▸ The request
Without the pictures, set down the records below word for word.

------ Records for the task

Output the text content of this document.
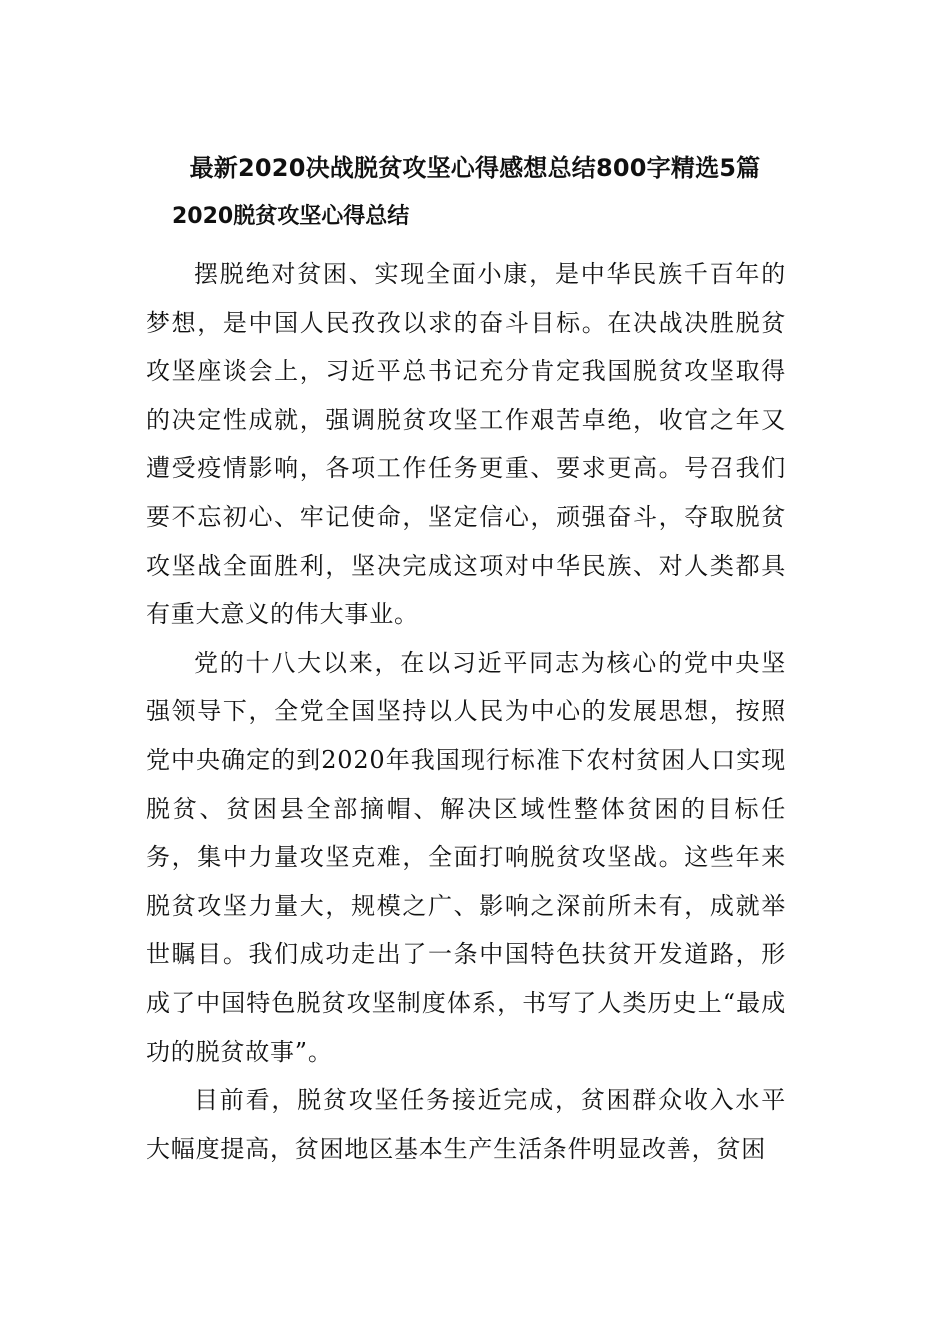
最新2020决战脱贫攻坚心得感想总结800字精选5篇
2020脱贫攻坚心得总结

摆脱绝对贫困、实现全面小康，是中华民族千百年的梦想，是中国人民孜孜以求的奋斗目标。在决战决胜脱贫攻坚座谈会上，习近平总书记充分肯定我国脱贫攻坚取得的决定性成就，强调脱贫攻坚工作艰苦卓绝，收官之年又遭受疫情影响，各项工作任务更重、要求更高。号召我们要不忘初心、牢记使命，坚定信心，顽强奋斗，夺取脱贫攻坚战全面胜利，坚决完成这项对中华民族、对人类都具有重大意义的伟大事业。

党的十八大以来，在以习近平同志为核心的党中央坚强领导下，全党全国坚持以人民为中心的发展思想，按照党中央确定的到2020年我国现行标准下农村贫困人口实现脱贫、贫困县全部摘帽、解决区域性整体贫困的目标任务，集中力量攻坚克难，全面打响脱贫攻坚战。这些年来脱贫攻坚力量大，规模之广、影响之深前所未有，成就举世瞩目。我们成功走出了一条中国特色扶贫开发道路，形成了中国特色脱贫攻坚制度体系，书写了人类历史上“最成功的脱贫故事”。

目前看，脱贫攻坚任务接近完成，贫困群众收入水平大幅度提高，贫困地区基本生产生活条件明显改善，贫困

------------

▸ Complete output
Output the text content of this document.
最新2020决战脱贫攻坚心得感想总结800字精选5篇
2020脱贫攻坚心得总结

摆脱绝对贫困、实现全面小康，是中华民族千百年的梦想，是中国人民孜孜以求的奋斗目标。在决战决胜脱贫攻坚座谈会上，习近平总书记充分肯定我国脱贫攻坚取得的决定性成就，强调脱贫攻坚工作艰苦卓绝，收官之年又遭受疫情影响，各项工作任务更重、要求更高。号召我们要不忘初心、牢记使命，坚定信心，顽强奋斗，夺取脱贫攻坚战全面胜利，坚决完成这项对中华民族、对人类都具有重大意义的伟大事业。

党的十八大以来，在以习近平同志为核心的党中央坚强领导下，全党全国坚持以人民为中心的发展思想，按照党中央确定的到2020年我国现行标准下农村贫困人口实现脱贫、贫困县全部摘帽、解决区域性整体贫困的目标任务，集中力量攻坚克难，全面打响脱贫攻坚战。这些年来脱贫攻坚力量大，规模之广、影响之深前所未有，成就举世瞩目。我们成功走出了一条中国特色扶贫开发道路，形成了中国特色脱贫攻坚制度体系，书写了人类历史上“最成功的脱贫故事”。

目前看，脱贫攻坚任务接近完成，贫困群众收入水平大幅度提高，贫困地区基本生产生活条件明显改善，贫困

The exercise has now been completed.